Given information.
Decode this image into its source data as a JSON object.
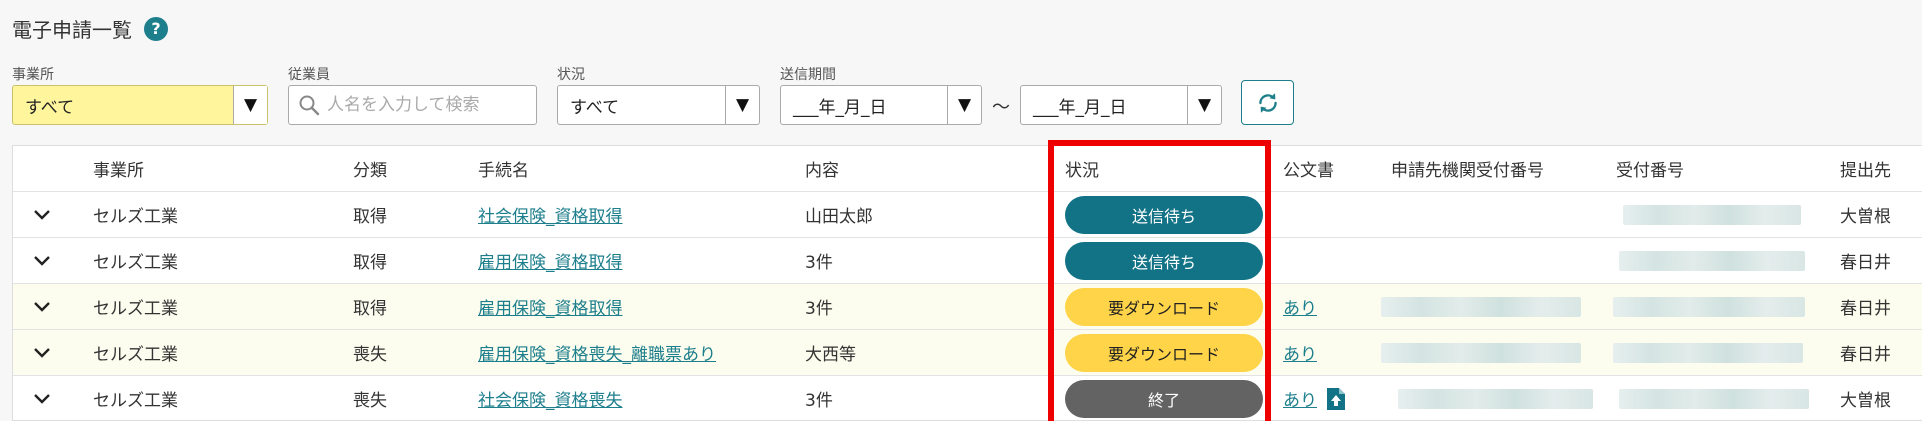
{
  "page": {
    "title": "電子申請一覧",
    "help_icon_text": "?"
  },
  "filters": {
    "office": {
      "label": "事業所",
      "value": "すべて"
    },
    "employee": {
      "label": "従業員",
      "placeholder": "人名を入力して検索"
    },
    "status": {
      "label": "状況",
      "value": "すべて"
    },
    "period": {
      "label": "送信期間",
      "from": "___年_月_日",
      "to": "___年_月_日",
      "separator": "～"
    }
  },
  "table": {
    "headers": {
      "office": "事業所",
      "category": "分類",
      "procedure": "手続名",
      "content": "内容",
      "status": "状況",
      "document": "公文書",
      "agency_number": "申請先機関受付番号",
      "receipt_number": "受付番号",
      "submit_to": "提出先"
    },
    "rows": [
      {
        "office": "セルズ工業",
        "category": "取得",
        "procedure": "社会保険_資格取得",
        "content": "山田太郎",
        "status": "送信待ち",
        "document": "",
        "submit_to": "大曽根"
      },
      {
        "office": "セルズ工業",
        "category": "取得",
        "procedure": "雇用保険_資格取得",
        "content": "3件",
        "status": "送信待ち",
        "document": "",
        "submit_to": "春日井"
      },
      {
        "office": "セルズ工業",
        "category": "取得",
        "procedure": "雇用保険_資格取得",
        "content": "3件",
        "status": "要ダウンロード",
        "document": "あり",
        "submit_to": "春日井"
      },
      {
        "office": "セルズ工業",
        "category": "喪失",
        "procedure": "雇用保険_資格喪失_離職票あり",
        "content": "大西等",
        "status": "要ダウンロード",
        "document": "あり",
        "submit_to": "春日井"
      },
      {
        "office": "セルズ工業",
        "category": "喪失",
        "procedure": "社会保険_資格喪失",
        "content": "3件",
        "status": "終了",
        "document": "あり",
        "submit_to": "大曽根"
      }
    ]
  },
  "colors": {
    "accent": "#1d7e8c",
    "status_waiting": "#127386",
    "status_download": "#ffd448",
    "status_done": "#636363",
    "highlight": "#ee0000",
    "office_select_bg": "#fff59d"
  }
}
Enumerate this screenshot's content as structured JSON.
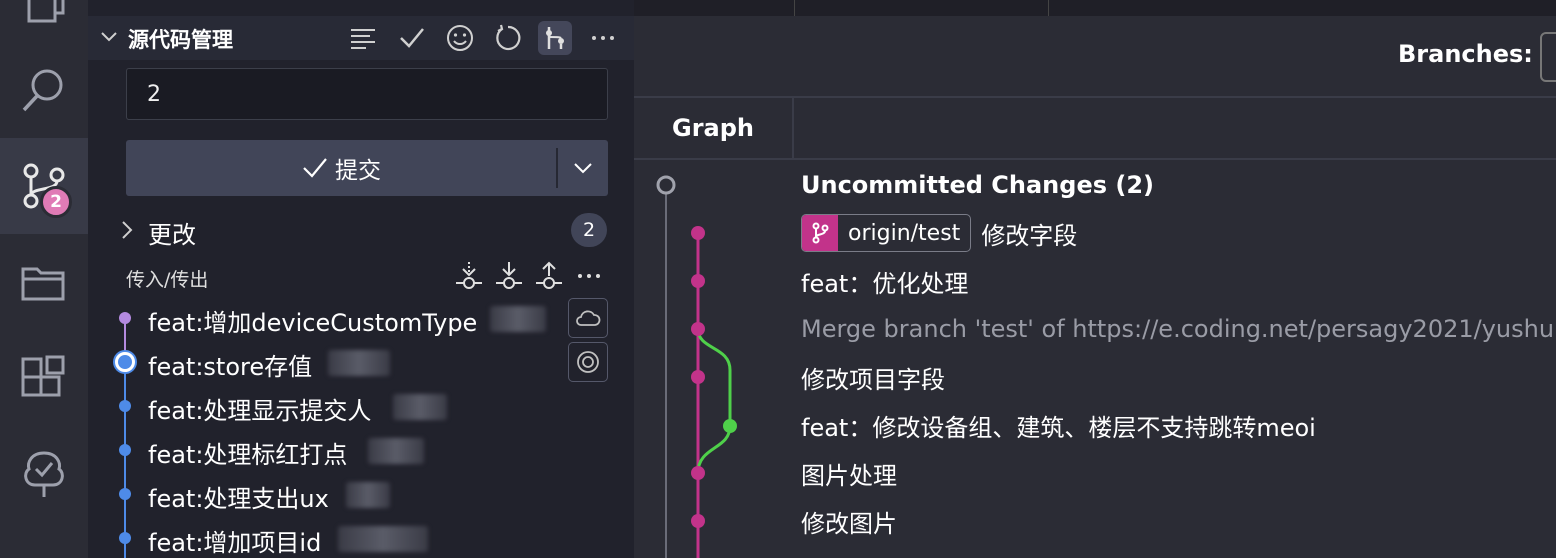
{
  "scm": {
    "title": "源代码管理",
    "message_value": "2",
    "commit_label": "提交",
    "changes_label": "更改",
    "changes_count": "2",
    "incoming_outgoing_label": "传入/传出",
    "activity_badge": "2",
    "commits": [
      {
        "message": "feat:增加deviceCustomType",
        "author": "",
        "dot": "purple"
      },
      {
        "message": "feat:store存值",
        "author": "",
        "dot": "current"
      },
      {
        "message": "feat:处理显示提交人",
        "author": "",
        "dot": "blue"
      },
      {
        "message": "feat:处理标红打点",
        "author": "",
        "dot": "blue"
      },
      {
        "message": "feat:处理支出ux",
        "author": "",
        "dot": "blue"
      },
      {
        "message": "feat:增加项目id",
        "author": "",
        "dot": "blue"
      }
    ]
  },
  "graph_view": {
    "branches_label": "Branches:",
    "graph_column": "Graph",
    "rows": [
      {
        "text": "Uncommitted Changes (2)",
        "style": "bold"
      },
      {
        "text": "修改字段",
        "branch": "origin/test"
      },
      {
        "text": "feat：优化处理"
      },
      {
        "text": "Merge branch 'test' of https://e.coding.net/persagy2021/yushu",
        "style": "muted"
      },
      {
        "text": "修改项目字段"
      },
      {
        "text": "feat：修改设备组、建筑、楼层不支持跳转meoi"
      },
      {
        "text": "图片处理"
      },
      {
        "text": "修改图片"
      }
    ]
  },
  "colors": {
    "graph_main": "#c2338a",
    "graph_merge": "#4fd04a",
    "commit_dot": "#4e8be8",
    "badge": "#e07bb6"
  },
  "icons": {
    "activity": [
      "copy-icon",
      "search-icon",
      "source-control-icon",
      "folder-icon",
      "extensions-icon",
      "tree-check-icon"
    ],
    "scm_toolbar": [
      "view-as-tree-icon",
      "check-icon",
      "emoji-icon",
      "refresh-icon",
      "graph-icon",
      "more-icon"
    ],
    "io_toolbar": [
      "fetch-icon",
      "pull-icon",
      "push-icon",
      "more-icon"
    ]
  }
}
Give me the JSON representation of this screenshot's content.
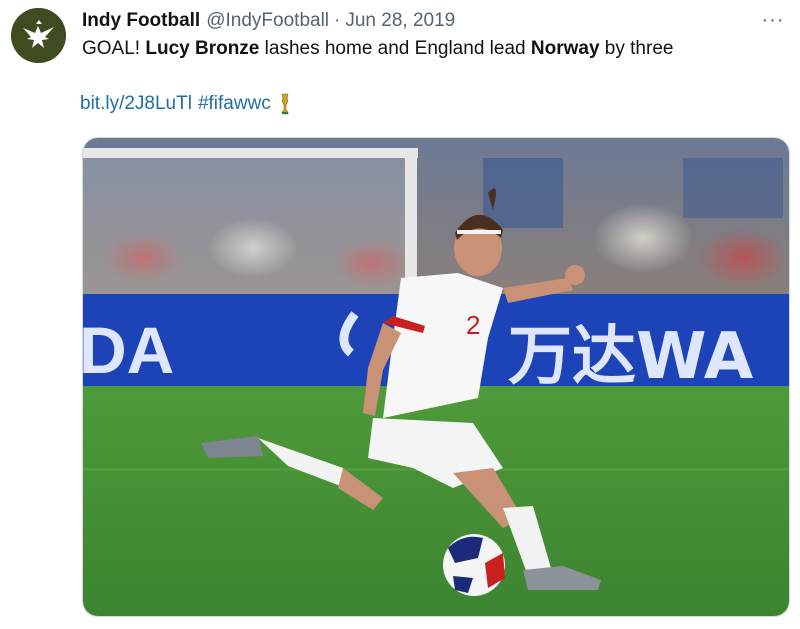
{
  "tweet": {
    "display_name": "Indy Football",
    "handle": "@IndyFootball",
    "separator": "·",
    "date": "Jun 28, 2019",
    "more_label": "···",
    "text_parts": {
      "p1": "GOAL! ",
      "b1": "Lucy Bronze",
      "p2": " lashes home and England lead ",
      "b2": "Norway",
      "p3": " by three"
    },
    "link": "bit.ly/2J8LuTl",
    "hashtag": "#fifawwc",
    "trophy_icon": "trophy-icon"
  },
  "media": {
    "board_text_left": "DA",
    "board_text_right": "万达WA",
    "shirt_number": "2"
  },
  "colors": {
    "link": "#1d6fa5",
    "avatar_bg": "#3e4a1f",
    "pitch": "#3f8a2e",
    "board": "#1c43b8"
  }
}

Written instruction. Transcribe the material exactly, and leave out whatever pictures it holds.

Exercise output.
Decode this image into its source data as a JSON object.
{
  "page": {
    "title": "電子申請一覧",
    "help_icon_text": "?"
  },
  "filters": {
    "office": {
      "label": "事業所",
      "value": "すべて"
    },
    "employee": {
      "label": "従業員",
      "placeholder": "人名を入力して検索"
    },
    "status": {
      "label": "状況",
      "value": "すべて"
    },
    "period": {
      "label": "送信期間",
      "from": "___年_月_日",
      "to": "___年_月_日",
      "separator": "～"
    }
  },
  "table": {
    "headers": {
      "office": "事業所",
      "category": "分類",
      "procedure": "手続名",
      "content": "内容",
      "status": "状況",
      "document": "公文書",
      "agency_number": "申請先機関受付番号",
      "receipt_number": "受付番号",
      "submit_to": "提出先"
    },
    "rows": [
      {
        "office": "セルズ工業",
        "category": "取得",
        "procedure": "社会保険_資格取得",
        "content": "山田太郎",
        "status": "送信待ち",
        "document": "",
        "submit_to": "大曽根"
      },
      {
        "office": "セルズ工業",
        "category": "取得",
        "procedure": "雇用保険_資格取得",
        "content": "3件",
        "status": "送信待ち",
        "document": "",
        "submit_to": "春日井"
      },
      {
        "office": "セルズ工業",
        "category": "取得",
        "procedure": "雇用保険_資格取得",
        "content": "3件",
        "status": "要ダウンロード",
        "document": "あり",
        "submit_to": "春日井"
      },
      {
        "office": "セルズ工業",
        "category": "喪失",
        "procedure": "雇用保険_資格喪失_離職票あり",
        "content": "大西等",
        "status": "要ダウンロード",
        "document": "あり",
        "submit_to": "春日井"
      },
      {
        "office": "セルズ工業",
        "category": "喪失",
        "procedure": "社会保険_資格喪失",
        "content": "3件",
        "status": "終了",
        "document": "あり",
        "submit_to": "大曽根"
      }
    ]
  },
  "colors": {
    "accent": "#1d7e8c",
    "status_waiting": "#127386",
    "status_download": "#ffd448",
    "status_done": "#636363",
    "highlight": "#ee0000",
    "office_select_bg": "#fff59d"
  }
}
Enumerate this screenshot's content as structured JSON.
{
  "scm": {
    "title": "源代码管理",
    "message_value": "2",
    "commit_label": "提交",
    "changes_label": "更改",
    "changes_count": "2",
    "incoming_outgoing_label": "传入/传出",
    "activity_badge": "2",
    "commits": [
      {
        "message": "feat:增加deviceCustomType",
        "author": "",
        "dot": "purple"
      },
      {
        "message": "feat:store存值",
        "author": "",
        "dot": "current"
      },
      {
        "message": "feat:处理显示提交人",
        "author": "",
        "dot": "blue"
      },
      {
        "message": "feat:处理标红打点",
        "author": "",
        "dot": "blue"
      },
      {
        "message": "feat:处理支出ux",
        "author": "",
        "dot": "blue"
      },
      {
        "message": "feat:增加项目id",
        "author": "",
        "dot": "blue"
      }
    ]
  },
  "graph_view": {
    "branches_label": "Branches:",
    "graph_column": "Graph",
    "rows": [
      {
        "text": "Uncommitted Changes (2)",
        "style": "bold"
      },
      {
        "text": "修改字段",
        "branch": "origin/test"
      },
      {
        "text": "feat：优化处理"
      },
      {
        "text": "Merge branch 'test' of https://e.coding.net/persagy2021/yushu",
        "style": "muted"
      },
      {
        "text": "修改项目字段"
      },
      {
        "text": "feat：修改设备组、建筑、楼层不支持跳转meoi"
      },
      {
        "text": "图片处理"
      },
      {
        "text": "修改图片"
      }
    ]
  },
  "colors": {
    "graph_main": "#c2338a",
    "graph_merge": "#4fd04a",
    "commit_dot": "#4e8be8",
    "badge": "#e07bb6"
  },
  "icons": {
    "activity": [
      "copy-icon",
      "search-icon",
      "source-control-icon",
      "folder-icon",
      "extensions-icon",
      "tree-check-icon"
    ],
    "scm_toolbar": [
      "view-as-tree-icon",
      "check-icon",
      "emoji-icon",
      "refresh-icon",
      "graph-icon",
      "more-icon"
    ],
    "io_toolbar": [
      "fetch-icon",
      "pull-icon",
      "push-icon",
      "more-icon"
    ]
  }
}
Give me the JSON representation of this screenshot's content.
{
  "tweet": {
    "display_name": "Indy Football",
    "handle": "@IndyFootball",
    "separator": "·",
    "date": "Jun 28, 2019",
    "more_label": "···",
    "text_parts": {
      "p1": "GOAL! ",
      "b1": "Lucy Bronze",
      "p2": " lashes home and England lead ",
      "b2": "Norway",
      "p3": " by three"
    },
    "link": "bit.ly/2J8LuTl",
    "hashtag": "#fifawwc",
    "trophy_icon": "trophy-icon"
  },
  "media": {
    "board_text_left": "DA",
    "board_text_right": "万达WA",
    "shirt_number": "2"
  },
  "colors": {
    "link": "#1d6fa5",
    "avatar_bg": "#3e4a1f",
    "pitch": "#3f8a2e",
    "board": "#1c43b8"
  }
}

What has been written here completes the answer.